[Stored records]
= = = =
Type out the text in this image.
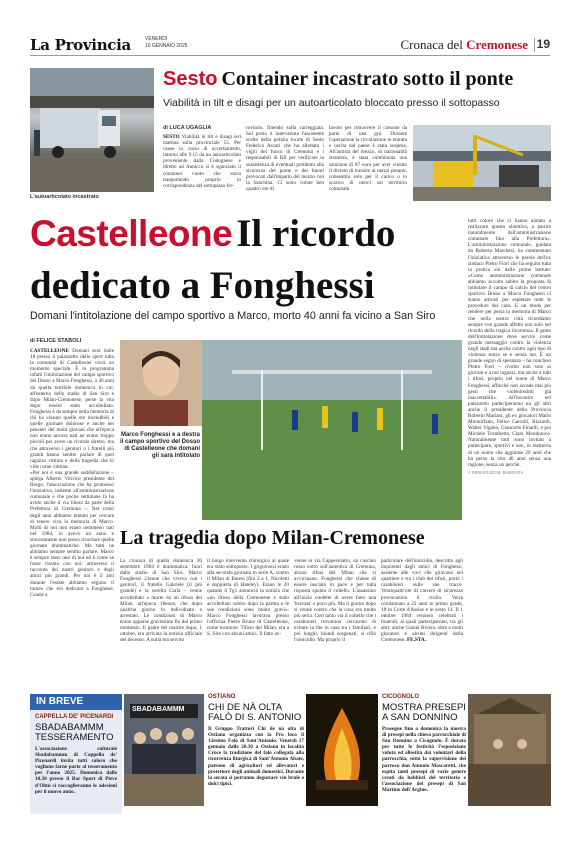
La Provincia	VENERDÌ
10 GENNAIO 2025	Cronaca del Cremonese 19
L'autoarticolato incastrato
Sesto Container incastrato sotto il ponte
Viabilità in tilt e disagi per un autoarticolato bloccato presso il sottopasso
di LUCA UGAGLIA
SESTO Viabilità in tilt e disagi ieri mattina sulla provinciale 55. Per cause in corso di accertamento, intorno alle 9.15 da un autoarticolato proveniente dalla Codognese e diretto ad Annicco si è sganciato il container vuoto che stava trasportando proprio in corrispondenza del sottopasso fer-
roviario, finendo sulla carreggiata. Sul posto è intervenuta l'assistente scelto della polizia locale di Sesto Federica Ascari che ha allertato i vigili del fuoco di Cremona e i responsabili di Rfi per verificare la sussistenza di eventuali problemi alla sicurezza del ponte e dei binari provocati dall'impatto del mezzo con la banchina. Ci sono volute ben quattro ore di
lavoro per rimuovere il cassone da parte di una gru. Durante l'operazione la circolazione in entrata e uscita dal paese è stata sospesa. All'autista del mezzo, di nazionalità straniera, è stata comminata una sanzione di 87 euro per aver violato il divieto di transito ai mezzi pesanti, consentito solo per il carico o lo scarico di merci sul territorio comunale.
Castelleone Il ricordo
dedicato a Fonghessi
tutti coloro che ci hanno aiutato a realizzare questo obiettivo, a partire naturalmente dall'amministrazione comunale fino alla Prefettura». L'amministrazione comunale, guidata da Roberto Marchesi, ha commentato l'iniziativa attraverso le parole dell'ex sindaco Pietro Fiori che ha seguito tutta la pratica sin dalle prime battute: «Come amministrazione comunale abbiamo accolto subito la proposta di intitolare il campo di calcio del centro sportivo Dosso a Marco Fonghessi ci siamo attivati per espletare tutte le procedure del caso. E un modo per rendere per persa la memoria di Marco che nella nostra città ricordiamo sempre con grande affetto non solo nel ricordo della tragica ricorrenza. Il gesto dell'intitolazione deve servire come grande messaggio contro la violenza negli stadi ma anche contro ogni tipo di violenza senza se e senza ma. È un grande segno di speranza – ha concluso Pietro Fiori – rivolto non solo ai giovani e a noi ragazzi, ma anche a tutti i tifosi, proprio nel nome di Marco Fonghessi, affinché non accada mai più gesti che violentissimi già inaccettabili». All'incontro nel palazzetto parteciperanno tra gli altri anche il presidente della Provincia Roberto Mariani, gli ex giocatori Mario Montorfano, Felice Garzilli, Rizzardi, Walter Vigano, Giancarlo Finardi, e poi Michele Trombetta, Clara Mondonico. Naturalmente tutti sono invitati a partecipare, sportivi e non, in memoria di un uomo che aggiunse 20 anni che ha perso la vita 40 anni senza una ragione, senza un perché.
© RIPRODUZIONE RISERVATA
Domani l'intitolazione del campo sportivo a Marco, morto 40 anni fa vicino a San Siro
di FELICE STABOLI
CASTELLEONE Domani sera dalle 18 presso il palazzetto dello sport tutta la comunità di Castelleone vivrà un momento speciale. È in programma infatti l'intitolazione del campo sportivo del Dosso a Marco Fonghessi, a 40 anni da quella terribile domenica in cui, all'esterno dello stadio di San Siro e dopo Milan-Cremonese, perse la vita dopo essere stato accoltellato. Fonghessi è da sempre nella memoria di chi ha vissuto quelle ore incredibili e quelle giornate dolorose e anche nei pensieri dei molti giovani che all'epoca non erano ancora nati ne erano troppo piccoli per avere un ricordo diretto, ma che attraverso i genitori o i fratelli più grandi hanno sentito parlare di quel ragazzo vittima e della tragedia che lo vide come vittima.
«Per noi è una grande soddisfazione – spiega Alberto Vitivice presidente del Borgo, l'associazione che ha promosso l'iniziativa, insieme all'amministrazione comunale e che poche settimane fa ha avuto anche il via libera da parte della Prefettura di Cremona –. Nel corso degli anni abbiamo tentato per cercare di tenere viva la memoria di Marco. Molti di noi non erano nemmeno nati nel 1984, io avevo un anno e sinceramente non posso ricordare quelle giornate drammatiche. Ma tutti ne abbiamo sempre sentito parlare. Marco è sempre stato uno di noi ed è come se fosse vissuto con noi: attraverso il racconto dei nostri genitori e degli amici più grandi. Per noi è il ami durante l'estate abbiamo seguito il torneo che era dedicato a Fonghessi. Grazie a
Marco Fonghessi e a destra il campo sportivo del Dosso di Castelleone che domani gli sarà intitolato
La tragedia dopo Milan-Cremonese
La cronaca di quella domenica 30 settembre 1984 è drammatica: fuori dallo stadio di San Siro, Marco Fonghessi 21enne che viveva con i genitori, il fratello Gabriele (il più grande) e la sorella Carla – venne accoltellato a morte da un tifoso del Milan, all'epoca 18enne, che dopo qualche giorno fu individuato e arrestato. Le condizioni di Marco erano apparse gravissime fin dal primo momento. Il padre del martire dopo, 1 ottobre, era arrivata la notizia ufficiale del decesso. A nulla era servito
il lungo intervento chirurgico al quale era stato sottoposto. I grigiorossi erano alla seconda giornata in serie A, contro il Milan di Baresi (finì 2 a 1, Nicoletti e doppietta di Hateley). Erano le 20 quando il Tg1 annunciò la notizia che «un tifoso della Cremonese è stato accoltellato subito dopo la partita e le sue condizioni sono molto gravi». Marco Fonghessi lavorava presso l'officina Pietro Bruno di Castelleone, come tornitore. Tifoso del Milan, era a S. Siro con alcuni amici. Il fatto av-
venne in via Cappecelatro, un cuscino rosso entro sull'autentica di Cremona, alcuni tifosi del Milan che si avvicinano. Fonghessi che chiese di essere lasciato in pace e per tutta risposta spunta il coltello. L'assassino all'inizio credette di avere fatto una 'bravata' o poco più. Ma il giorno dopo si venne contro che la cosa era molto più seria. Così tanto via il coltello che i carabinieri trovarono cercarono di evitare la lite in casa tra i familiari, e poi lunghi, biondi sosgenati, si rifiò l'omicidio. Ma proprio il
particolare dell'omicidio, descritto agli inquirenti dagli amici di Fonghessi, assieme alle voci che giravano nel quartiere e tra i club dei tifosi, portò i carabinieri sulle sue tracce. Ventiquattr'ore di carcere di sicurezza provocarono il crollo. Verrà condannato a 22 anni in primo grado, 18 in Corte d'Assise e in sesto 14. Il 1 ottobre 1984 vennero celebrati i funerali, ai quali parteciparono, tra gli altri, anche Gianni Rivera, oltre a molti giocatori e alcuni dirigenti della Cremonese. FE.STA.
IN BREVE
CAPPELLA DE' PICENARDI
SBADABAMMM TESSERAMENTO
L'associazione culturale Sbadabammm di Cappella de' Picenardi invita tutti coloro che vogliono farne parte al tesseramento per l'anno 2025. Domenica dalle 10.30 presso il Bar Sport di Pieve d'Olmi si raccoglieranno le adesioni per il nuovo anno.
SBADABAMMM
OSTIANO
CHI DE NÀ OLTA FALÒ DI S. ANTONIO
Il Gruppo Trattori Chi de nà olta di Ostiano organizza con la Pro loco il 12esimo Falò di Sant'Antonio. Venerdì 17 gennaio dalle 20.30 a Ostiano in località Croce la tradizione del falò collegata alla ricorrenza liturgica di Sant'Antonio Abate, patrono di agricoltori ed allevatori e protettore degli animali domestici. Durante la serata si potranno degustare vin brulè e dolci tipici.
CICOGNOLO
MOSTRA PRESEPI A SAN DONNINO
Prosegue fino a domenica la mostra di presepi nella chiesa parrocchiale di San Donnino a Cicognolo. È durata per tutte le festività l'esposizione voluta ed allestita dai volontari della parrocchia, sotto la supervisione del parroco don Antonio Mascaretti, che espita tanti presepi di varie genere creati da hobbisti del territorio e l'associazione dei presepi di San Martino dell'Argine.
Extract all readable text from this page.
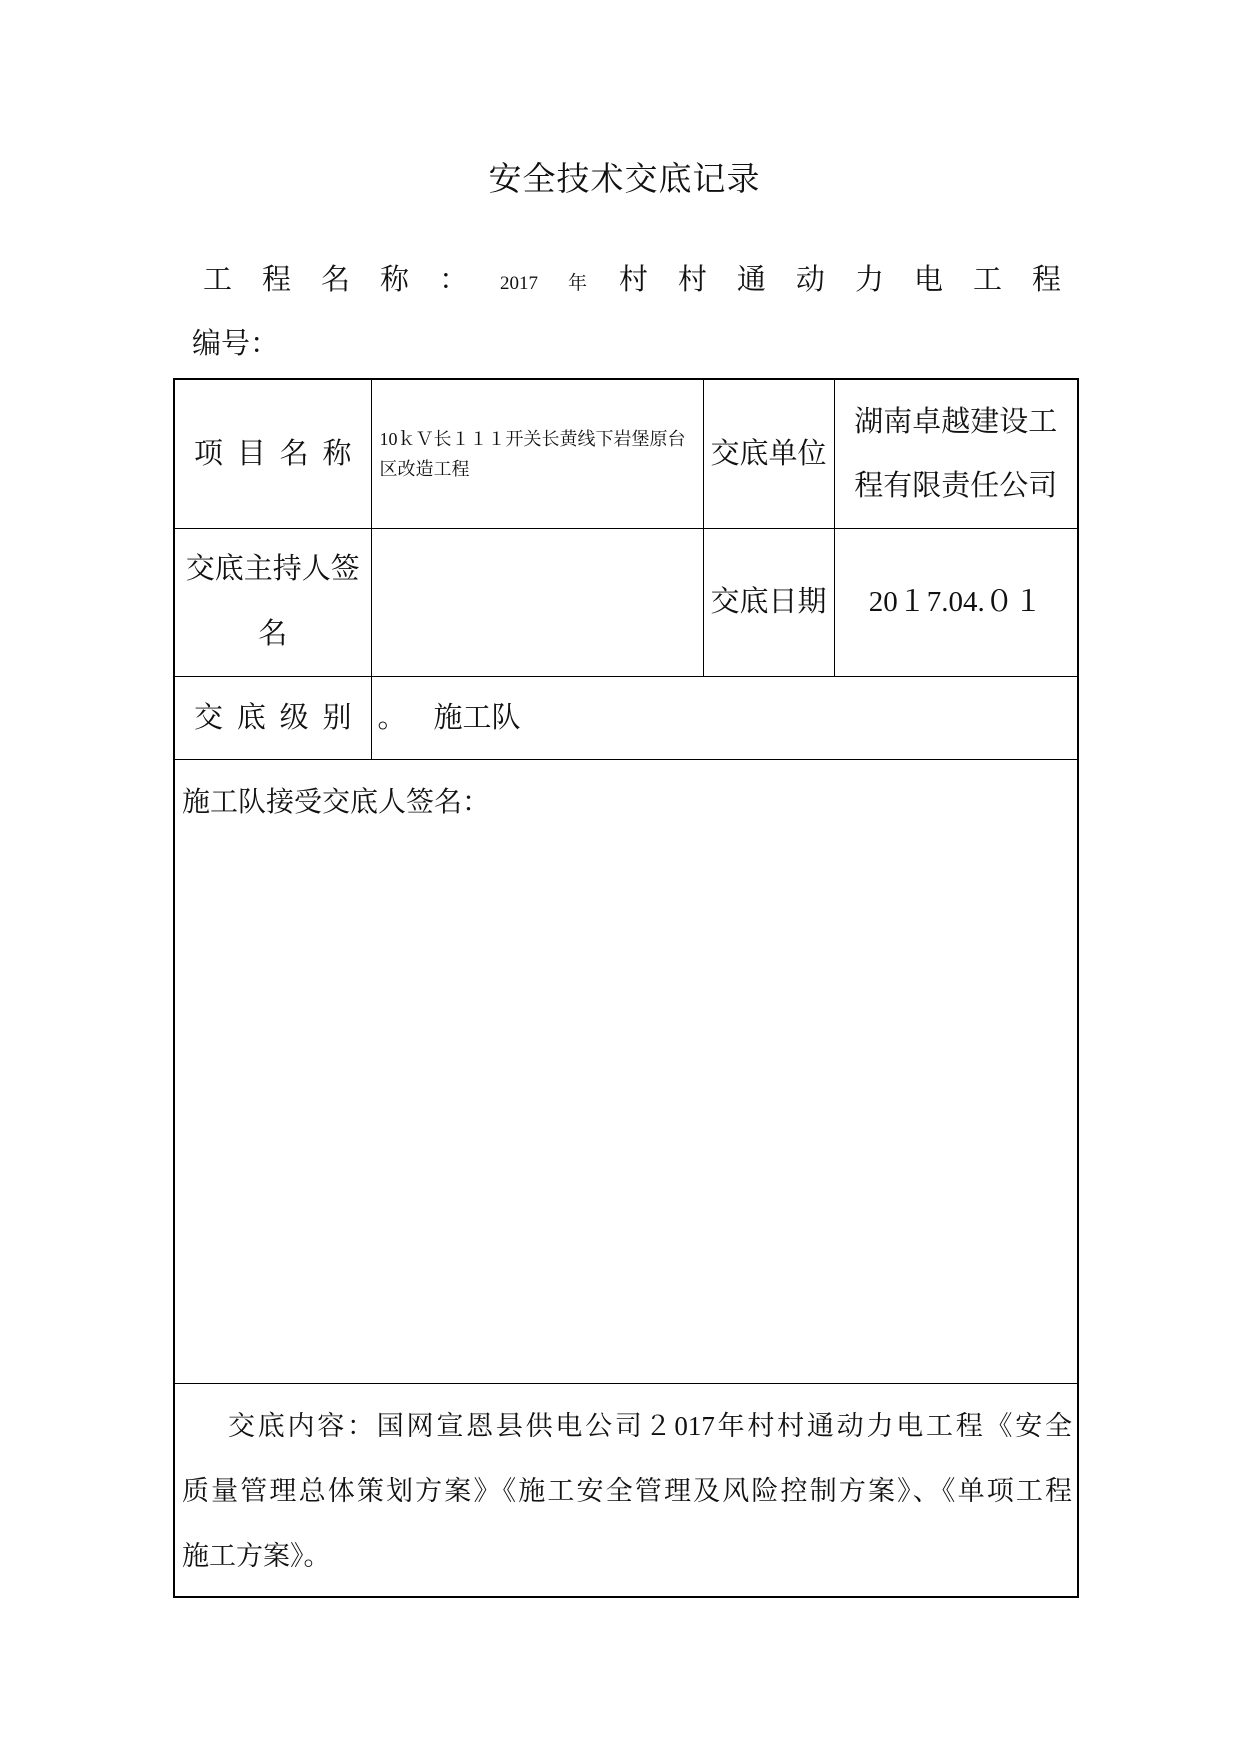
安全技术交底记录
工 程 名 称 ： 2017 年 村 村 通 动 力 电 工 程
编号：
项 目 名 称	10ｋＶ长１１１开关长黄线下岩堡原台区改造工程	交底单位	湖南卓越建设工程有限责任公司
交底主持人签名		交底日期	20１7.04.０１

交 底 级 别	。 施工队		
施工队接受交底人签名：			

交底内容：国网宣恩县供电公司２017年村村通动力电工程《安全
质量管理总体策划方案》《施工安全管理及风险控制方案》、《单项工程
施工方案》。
= = = =
- _WHAT IS NEEDED_: Report the number of lines that include the string "ponte"; return nothing but the count.

- _RIGHT ANSWER_: 2